=== REQUIRED TASK ===
Repeat exactly, and only, the lines from the line bearing "Read all visible content and emit it as JSON." through the end of the material. Do not copy the pictures.
┄┄┄┄┄┄
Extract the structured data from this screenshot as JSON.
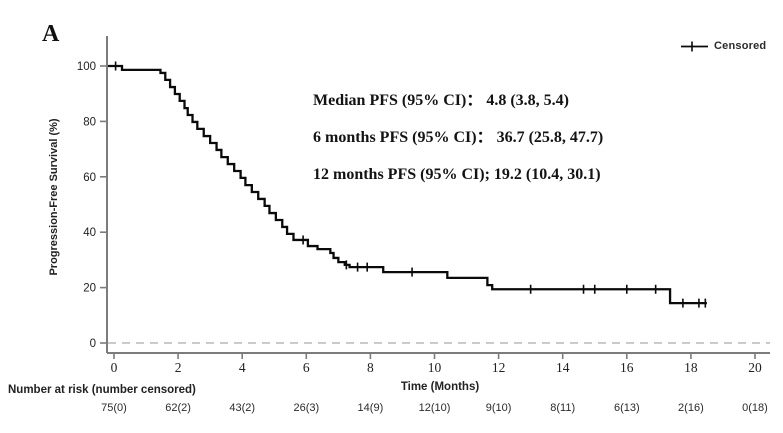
{
  "panel_label": "A",
  "legend": {
    "label": "Censored",
    "marker_icon": "censored-plus-line"
  },
  "annotation": {
    "lines": [
      "Median PFS (95% CI)： 4.8 (3.8, 5.4)",
      "6 months PFS (95% CI)： 36.7 (25.8, 47.7)",
      "12 months PFS (95% CI); 19.2 (10.4, 30.1)"
    ]
  },
  "risk_table": {
    "title": "Number at risk (number censored)",
    "times": [
      0,
      2,
      4,
      6,
      8,
      10,
      12,
      14,
      16,
      18,
      20
    ],
    "values": [
      "75(0)",
      "62(2)",
      "43(2)",
      "26(3)",
      "14(9)",
      "12(10)",
      "9(10)",
      "8(11)",
      "6(13)",
      "2(16)",
      "0(18)"
    ]
  },
  "chart_data": {
    "type": "line",
    "subtype": "kaplan-meier-step",
    "title": "",
    "xlabel": "Time (Months)",
    "ylabel": "Progression-Free Survival (%)",
    "xlim": [
      0,
      20
    ],
    "ylim": [
      0,
      100
    ],
    "x_ticks": [
      0,
      2,
      4,
      6,
      8,
      10,
      12,
      14,
      16,
      18,
      20
    ],
    "y_ticks": [
      0,
      20,
      40,
      60,
      80,
      100
    ],
    "grid": "dashed-zero-line-only",
    "legend_position": "top-right",
    "series": [
      {
        "name": "PFS",
        "end_time": 18.5,
        "points": [
          [
            0,
            100
          ],
          [
            0.25,
            98.6
          ],
          [
            1.45,
            97.5
          ],
          [
            1.6,
            95.0
          ],
          [
            1.75,
            92.4
          ],
          [
            1.9,
            89.9
          ],
          [
            2.05,
            87.4
          ],
          [
            2.2,
            84.8
          ],
          [
            2.3,
            82.3
          ],
          [
            2.45,
            79.8
          ],
          [
            2.6,
            77.3
          ],
          [
            2.8,
            74.7
          ],
          [
            3.0,
            72.2
          ],
          [
            3.2,
            69.7
          ],
          [
            3.35,
            67.1
          ],
          [
            3.55,
            64.6
          ],
          [
            3.75,
            62.1
          ],
          [
            3.95,
            59.6
          ],
          [
            4.1,
            57.0
          ],
          [
            4.3,
            54.5
          ],
          [
            4.5,
            52.0
          ],
          [
            4.7,
            49.5
          ],
          [
            4.85,
            46.9
          ],
          [
            5.05,
            44.4
          ],
          [
            5.25,
            41.9
          ],
          [
            5.4,
            39.4
          ],
          [
            5.6,
            37.2
          ],
          [
            6.05,
            35.0
          ],
          [
            6.35,
            33.9
          ],
          [
            6.75,
            32.5
          ],
          [
            6.85,
            30.7
          ],
          [
            7.0,
            29.2
          ],
          [
            7.2,
            28.2
          ],
          [
            7.35,
            27.4
          ],
          [
            8.4,
            25.6
          ],
          [
            10.4,
            23.5
          ],
          [
            11.65,
            20.9
          ],
          [
            11.8,
            19.4
          ],
          [
            17.35,
            14.4
          ]
        ]
      }
    ],
    "censor_marks": [
      [
        0.05,
        100
      ],
      [
        5.9,
        37.2
      ],
      [
        7.25,
        28.2
      ],
      [
        7.6,
        27.4
      ],
      [
        7.9,
        27.4
      ],
      [
        9.3,
        25.6
      ],
      [
        13.0,
        19.4
      ],
      [
        14.65,
        19.4
      ],
      [
        15.0,
        19.4
      ],
      [
        16.0,
        19.4
      ],
      [
        16.9,
        19.4
      ],
      [
        17.75,
        14.4
      ],
      [
        18.25,
        14.4
      ],
      [
        18.45,
        14.4
      ]
    ],
    "stats": {
      "median_pfs": "4.8 (3.8, 5.4)",
      "pfs_6_months": "36.7 (25.8, 47.7)",
      "pfs_12_months": "19.2 (10.4, 30.1)"
    }
  },
  "colors": {
    "curve": "#0a0a0a",
    "axis": "#7c7c7c",
    "zero_line": "#bababa",
    "tick_text": "#222222"
  }
}
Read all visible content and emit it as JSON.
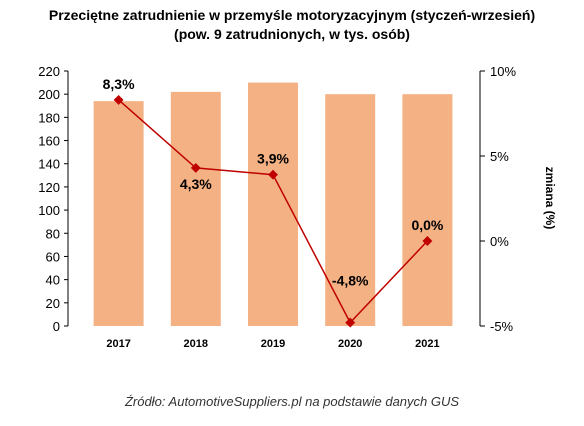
{
  "chart_data": {
    "type": "bar+line",
    "title": "Przeciętne zatrudnienie w przemyśle motoryzacyjnym (styczeń-wrzesień)",
    "subtitle": "(pow. 9 zatrudnionych, w tys. osób)",
    "categories": [
      "2017",
      "2018",
      "2019",
      "2020",
      "2021"
    ],
    "bar_series": {
      "values": [
        194,
        202,
        210,
        200,
        200
      ],
      "color": "#F4B183"
    },
    "line_series": {
      "values": [
        8.3,
        4.3,
        3.9,
        -4.8,
        0.0
      ],
      "labels": [
        "8,3%",
        "4,3%",
        "3,9%",
        "-4,8%",
        "0,0%"
      ],
      "color": "#C00000"
    },
    "y_left": {
      "min": 0,
      "max": 220,
      "ticks": [
        "0",
        "20",
        "40",
        "60",
        "80",
        "100",
        "120",
        "140",
        "160",
        "180",
        "200",
        "220"
      ]
    },
    "y_right": {
      "label": "zmiana (%)",
      "min": -5,
      "max": 10,
      "ticks": [
        "-5%",
        "0%",
        "5%",
        "10%"
      ]
    },
    "grid": false,
    "legend": "none"
  },
  "source": "Źródło: AutomotiveSuppliers.pl na podstawie danych GUS"
}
┄┄┄┄┄┄
=== SOLUTION BELOW ===
Read all visible content and emit it as JSON.
{
  "chart_data": {
    "type": "bar+line",
    "title": "Przeciętne zatrudnienie w przemyśle motoryzacyjnym (styczeń-wrzesień)",
    "subtitle": "(pow. 9 zatrudnionych, w tys. osób)",
    "categories": [
      "2017",
      "2018",
      "2019",
      "2020",
      "2021"
    ],
    "bar_series": {
      "values": [
        194,
        202,
        210,
        200,
        200
      ],
      "color": "#F4B183"
    },
    "line_series": {
      "values": [
        8.3,
        4.3,
        3.9,
        -4.8,
        0.0
      ],
      "labels": [
        "8,3%",
        "4,3%",
        "3,9%",
        "-4,8%",
        "0,0%"
      ],
      "color": "#C00000"
    },
    "y_left": {
      "min": 0,
      "max": 220,
      "ticks": [
        "0",
        "20",
        "40",
        "60",
        "80",
        "100",
        "120",
        "140",
        "160",
        "180",
        "200",
        "220"
      ]
    },
    "y_right": {
      "label": "zmiana (%)",
      "min": -5,
      "max": 10,
      "ticks": [
        "-5%",
        "0%",
        "5%",
        "10%"
      ]
    },
    "grid": false,
    "legend": "none"
  },
  "source": "Źródło: AutomotiveSuppliers.pl na podstawie danych GUS"
}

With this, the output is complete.